**RECORDS FOR THIS TASK**
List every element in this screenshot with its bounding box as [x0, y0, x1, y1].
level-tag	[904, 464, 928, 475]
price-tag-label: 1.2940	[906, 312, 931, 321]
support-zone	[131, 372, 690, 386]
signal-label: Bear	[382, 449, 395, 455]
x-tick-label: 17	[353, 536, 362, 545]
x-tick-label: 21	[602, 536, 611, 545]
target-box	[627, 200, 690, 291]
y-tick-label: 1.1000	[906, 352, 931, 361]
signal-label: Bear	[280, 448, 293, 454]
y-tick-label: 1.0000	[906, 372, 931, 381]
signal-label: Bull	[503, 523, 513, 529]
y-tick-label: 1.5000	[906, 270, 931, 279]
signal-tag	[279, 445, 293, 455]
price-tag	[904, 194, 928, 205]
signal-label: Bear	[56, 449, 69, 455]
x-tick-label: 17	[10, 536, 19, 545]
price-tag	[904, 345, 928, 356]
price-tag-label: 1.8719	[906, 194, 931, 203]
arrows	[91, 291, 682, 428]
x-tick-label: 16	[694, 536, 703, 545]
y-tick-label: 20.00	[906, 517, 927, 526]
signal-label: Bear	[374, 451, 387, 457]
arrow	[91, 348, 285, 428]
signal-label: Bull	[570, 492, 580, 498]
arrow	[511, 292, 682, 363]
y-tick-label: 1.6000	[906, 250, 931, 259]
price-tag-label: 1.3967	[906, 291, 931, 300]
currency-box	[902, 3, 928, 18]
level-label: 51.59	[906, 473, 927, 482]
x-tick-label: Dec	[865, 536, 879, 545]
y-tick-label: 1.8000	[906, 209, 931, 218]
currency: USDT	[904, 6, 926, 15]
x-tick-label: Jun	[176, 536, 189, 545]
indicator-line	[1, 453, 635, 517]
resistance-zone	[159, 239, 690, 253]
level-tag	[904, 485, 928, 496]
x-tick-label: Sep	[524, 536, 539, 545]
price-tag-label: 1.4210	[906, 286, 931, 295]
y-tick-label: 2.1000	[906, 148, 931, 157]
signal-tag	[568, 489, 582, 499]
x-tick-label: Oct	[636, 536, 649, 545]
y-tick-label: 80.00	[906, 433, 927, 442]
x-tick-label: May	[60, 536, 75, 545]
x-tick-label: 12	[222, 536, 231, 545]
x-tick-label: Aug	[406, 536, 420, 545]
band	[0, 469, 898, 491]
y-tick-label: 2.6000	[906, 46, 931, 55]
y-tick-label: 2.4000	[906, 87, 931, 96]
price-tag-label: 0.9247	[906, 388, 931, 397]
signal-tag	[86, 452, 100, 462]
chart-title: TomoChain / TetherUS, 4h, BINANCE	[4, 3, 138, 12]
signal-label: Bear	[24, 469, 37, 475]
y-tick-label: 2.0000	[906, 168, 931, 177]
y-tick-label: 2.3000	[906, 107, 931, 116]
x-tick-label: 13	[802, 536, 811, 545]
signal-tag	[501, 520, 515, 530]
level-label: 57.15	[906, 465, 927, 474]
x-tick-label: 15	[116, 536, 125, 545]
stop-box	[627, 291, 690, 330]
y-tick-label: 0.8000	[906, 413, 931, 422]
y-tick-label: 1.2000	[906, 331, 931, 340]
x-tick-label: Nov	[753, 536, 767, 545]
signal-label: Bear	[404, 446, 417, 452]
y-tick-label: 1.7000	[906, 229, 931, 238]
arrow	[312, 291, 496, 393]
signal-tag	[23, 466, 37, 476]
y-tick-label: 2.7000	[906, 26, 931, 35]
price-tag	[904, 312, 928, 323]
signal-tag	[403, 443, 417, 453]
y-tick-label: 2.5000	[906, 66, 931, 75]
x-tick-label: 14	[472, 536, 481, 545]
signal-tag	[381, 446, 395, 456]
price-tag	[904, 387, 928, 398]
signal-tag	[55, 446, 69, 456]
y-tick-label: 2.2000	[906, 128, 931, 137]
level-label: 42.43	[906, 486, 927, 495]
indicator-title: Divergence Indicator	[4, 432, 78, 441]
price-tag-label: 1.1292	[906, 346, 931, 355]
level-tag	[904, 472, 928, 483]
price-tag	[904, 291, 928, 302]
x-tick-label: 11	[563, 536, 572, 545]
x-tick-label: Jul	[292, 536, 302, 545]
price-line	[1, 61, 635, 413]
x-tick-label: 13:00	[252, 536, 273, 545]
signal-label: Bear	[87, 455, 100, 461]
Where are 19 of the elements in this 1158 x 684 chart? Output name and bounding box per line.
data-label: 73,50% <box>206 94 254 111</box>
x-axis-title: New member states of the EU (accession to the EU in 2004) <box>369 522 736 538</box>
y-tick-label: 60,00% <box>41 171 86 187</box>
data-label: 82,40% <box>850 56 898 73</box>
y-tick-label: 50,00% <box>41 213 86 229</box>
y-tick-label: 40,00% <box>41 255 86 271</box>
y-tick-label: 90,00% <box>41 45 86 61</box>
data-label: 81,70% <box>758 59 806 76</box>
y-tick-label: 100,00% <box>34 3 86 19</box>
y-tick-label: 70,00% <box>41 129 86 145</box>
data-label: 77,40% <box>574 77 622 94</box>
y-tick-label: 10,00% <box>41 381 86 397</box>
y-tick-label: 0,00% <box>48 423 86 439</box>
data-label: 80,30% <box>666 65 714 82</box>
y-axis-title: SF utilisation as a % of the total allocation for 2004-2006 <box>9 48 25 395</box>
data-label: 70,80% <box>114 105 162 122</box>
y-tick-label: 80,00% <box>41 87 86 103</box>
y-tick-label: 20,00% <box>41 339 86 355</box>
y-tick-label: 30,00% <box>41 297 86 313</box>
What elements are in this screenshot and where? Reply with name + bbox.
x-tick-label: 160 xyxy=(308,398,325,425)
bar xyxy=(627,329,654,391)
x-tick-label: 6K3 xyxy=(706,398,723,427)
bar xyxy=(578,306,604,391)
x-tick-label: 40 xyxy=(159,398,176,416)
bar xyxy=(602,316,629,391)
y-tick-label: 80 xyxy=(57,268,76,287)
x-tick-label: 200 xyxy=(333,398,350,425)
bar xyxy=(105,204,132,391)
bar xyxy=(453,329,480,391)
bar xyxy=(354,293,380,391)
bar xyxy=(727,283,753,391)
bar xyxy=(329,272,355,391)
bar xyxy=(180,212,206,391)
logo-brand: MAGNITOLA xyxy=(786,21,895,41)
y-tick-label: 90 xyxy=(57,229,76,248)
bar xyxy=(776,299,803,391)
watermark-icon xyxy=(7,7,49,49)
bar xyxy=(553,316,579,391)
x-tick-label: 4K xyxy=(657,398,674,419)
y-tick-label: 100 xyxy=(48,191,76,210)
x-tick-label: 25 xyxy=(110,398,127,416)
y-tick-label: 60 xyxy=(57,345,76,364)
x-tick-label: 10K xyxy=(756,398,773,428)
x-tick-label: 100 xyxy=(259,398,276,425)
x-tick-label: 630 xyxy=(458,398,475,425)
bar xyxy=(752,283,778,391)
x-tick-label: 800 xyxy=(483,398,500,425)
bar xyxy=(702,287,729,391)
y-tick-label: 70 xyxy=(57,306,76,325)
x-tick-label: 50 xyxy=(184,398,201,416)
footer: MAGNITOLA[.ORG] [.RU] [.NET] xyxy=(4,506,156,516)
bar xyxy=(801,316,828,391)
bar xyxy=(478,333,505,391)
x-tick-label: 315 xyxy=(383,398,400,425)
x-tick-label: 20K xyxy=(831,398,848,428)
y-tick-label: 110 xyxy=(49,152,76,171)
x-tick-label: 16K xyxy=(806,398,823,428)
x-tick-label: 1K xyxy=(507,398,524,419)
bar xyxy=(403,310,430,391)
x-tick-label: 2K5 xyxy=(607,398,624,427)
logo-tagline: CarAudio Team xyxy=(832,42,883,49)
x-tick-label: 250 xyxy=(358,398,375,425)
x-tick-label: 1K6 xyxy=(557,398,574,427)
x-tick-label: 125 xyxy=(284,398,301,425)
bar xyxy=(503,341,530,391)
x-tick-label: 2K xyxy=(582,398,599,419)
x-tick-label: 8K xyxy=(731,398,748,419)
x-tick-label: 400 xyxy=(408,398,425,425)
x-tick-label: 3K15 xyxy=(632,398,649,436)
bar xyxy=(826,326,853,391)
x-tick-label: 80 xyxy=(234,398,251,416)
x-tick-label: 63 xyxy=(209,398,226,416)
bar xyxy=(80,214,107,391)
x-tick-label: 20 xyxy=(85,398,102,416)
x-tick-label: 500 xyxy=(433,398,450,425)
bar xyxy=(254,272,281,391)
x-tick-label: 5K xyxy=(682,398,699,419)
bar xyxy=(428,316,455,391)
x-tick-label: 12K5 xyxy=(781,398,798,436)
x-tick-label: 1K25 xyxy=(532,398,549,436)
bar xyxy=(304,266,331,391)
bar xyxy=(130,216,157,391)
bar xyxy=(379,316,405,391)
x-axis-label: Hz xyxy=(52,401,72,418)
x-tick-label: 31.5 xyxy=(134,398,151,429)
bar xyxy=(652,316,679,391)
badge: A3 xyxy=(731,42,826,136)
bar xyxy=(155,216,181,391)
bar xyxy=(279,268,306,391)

**WHAT THIS TASK INVOLVES**
Turn the listing, from its first line through the line with "536, 703, 545]", into a numbered list, leaving out any blank lines.

**EXPECTED OUTPUT**
1. List every element in this screenshot with its bounding box as [x0, y0, x1, y1].
2. level-tag	[904, 464, 928, 475]
3. price-tag-label: 1.2940	[906, 312, 931, 321]
4. support-zone	[131, 372, 690, 386]
5. signal-label: Bear	[382, 449, 395, 455]
6. x-tick-label: 17	[353, 536, 362, 545]
7. x-tick-label: 21	[602, 536, 611, 545]
8. target-box	[627, 200, 690, 291]
9. y-tick-label: 1.1000	[906, 352, 931, 361]
10. signal-label: Bear	[280, 448, 293, 454]
11. y-tick-label: 1.0000	[906, 372, 931, 381]
12. signal-label: Bull	[503, 523, 513, 529]
13. y-tick-label: 1.5000	[906, 270, 931, 279]
14. signal-tag	[279, 445, 293, 455]
15. price-tag	[904, 194, 928, 205]
16. signal-label: Bear	[56, 449, 69, 455]
17. x-tick-label: 17	[10, 536, 19, 545]
18. price-tag	[904, 345, 928, 356]
19. price-tag-label: 1.8719	[906, 194, 931, 203]
20. arrows	[91, 291, 682, 428]
21. x-tick-label: 16	[694, 536, 703, 545]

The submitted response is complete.